### GOAL
Pull every line containing the word "System" from the records.

BEGIN INPUT

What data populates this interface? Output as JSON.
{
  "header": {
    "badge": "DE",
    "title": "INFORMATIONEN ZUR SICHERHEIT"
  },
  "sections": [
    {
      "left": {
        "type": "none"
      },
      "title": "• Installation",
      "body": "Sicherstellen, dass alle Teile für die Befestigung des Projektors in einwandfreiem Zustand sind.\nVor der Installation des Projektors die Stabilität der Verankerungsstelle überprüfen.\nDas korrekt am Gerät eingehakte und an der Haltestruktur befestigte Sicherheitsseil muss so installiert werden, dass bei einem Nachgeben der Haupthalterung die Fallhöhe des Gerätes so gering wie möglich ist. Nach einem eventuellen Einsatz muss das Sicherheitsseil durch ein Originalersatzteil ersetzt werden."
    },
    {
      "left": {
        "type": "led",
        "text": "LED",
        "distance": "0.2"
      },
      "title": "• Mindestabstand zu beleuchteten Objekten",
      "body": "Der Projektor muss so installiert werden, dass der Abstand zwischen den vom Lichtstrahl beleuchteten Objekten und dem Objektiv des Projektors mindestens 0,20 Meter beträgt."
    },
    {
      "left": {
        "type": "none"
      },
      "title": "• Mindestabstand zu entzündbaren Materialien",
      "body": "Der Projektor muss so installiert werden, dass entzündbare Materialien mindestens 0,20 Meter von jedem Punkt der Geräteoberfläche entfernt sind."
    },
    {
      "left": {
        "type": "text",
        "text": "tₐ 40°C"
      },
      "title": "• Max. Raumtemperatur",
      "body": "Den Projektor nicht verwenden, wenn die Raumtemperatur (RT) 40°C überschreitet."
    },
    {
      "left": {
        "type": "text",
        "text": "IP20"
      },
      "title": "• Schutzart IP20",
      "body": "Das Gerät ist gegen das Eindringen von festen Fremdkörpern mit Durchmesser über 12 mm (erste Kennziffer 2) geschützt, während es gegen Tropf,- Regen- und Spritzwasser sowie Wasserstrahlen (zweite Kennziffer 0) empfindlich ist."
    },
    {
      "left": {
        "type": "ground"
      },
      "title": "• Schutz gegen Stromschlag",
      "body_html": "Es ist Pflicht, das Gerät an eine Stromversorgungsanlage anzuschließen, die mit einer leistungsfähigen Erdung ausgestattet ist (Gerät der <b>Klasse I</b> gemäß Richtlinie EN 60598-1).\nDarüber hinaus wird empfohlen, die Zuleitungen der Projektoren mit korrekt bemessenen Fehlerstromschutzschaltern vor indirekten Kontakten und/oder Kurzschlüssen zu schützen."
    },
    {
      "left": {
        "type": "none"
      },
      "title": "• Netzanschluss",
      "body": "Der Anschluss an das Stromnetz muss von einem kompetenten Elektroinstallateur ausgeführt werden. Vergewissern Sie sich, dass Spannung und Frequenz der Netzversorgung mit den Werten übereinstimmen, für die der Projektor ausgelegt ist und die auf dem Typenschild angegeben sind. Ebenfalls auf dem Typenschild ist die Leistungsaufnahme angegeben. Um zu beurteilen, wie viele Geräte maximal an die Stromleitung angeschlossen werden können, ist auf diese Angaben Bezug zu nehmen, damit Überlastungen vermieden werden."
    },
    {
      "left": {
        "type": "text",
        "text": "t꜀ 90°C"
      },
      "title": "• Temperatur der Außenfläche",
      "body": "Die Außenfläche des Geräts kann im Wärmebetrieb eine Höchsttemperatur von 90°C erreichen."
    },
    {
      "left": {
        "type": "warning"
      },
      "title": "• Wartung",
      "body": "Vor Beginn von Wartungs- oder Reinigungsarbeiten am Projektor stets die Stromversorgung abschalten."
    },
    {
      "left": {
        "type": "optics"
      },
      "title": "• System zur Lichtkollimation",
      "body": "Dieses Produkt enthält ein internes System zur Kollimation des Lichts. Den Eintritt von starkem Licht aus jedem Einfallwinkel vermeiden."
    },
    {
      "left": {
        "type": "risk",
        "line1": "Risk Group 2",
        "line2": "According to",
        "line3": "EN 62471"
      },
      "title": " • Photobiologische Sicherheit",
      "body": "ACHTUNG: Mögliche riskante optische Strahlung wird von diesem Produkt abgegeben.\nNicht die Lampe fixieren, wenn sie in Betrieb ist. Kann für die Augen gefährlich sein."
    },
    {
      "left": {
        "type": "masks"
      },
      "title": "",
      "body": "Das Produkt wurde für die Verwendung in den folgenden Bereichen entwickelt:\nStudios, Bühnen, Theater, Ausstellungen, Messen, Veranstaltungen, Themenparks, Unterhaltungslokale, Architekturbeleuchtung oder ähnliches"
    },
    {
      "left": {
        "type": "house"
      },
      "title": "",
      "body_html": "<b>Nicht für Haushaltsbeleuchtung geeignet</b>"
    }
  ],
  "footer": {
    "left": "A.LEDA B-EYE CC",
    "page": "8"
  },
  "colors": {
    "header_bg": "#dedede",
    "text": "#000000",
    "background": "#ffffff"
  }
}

END INPUT

### RESPONSE BELOW
      "title": "• System zur Lichtkollimation",
      "body": "Dieses Produkt enthält ein internes System zur Kollimation des Lichts. Den Eintritt von starkem Licht aus jedem Einfallwinkel vermeiden."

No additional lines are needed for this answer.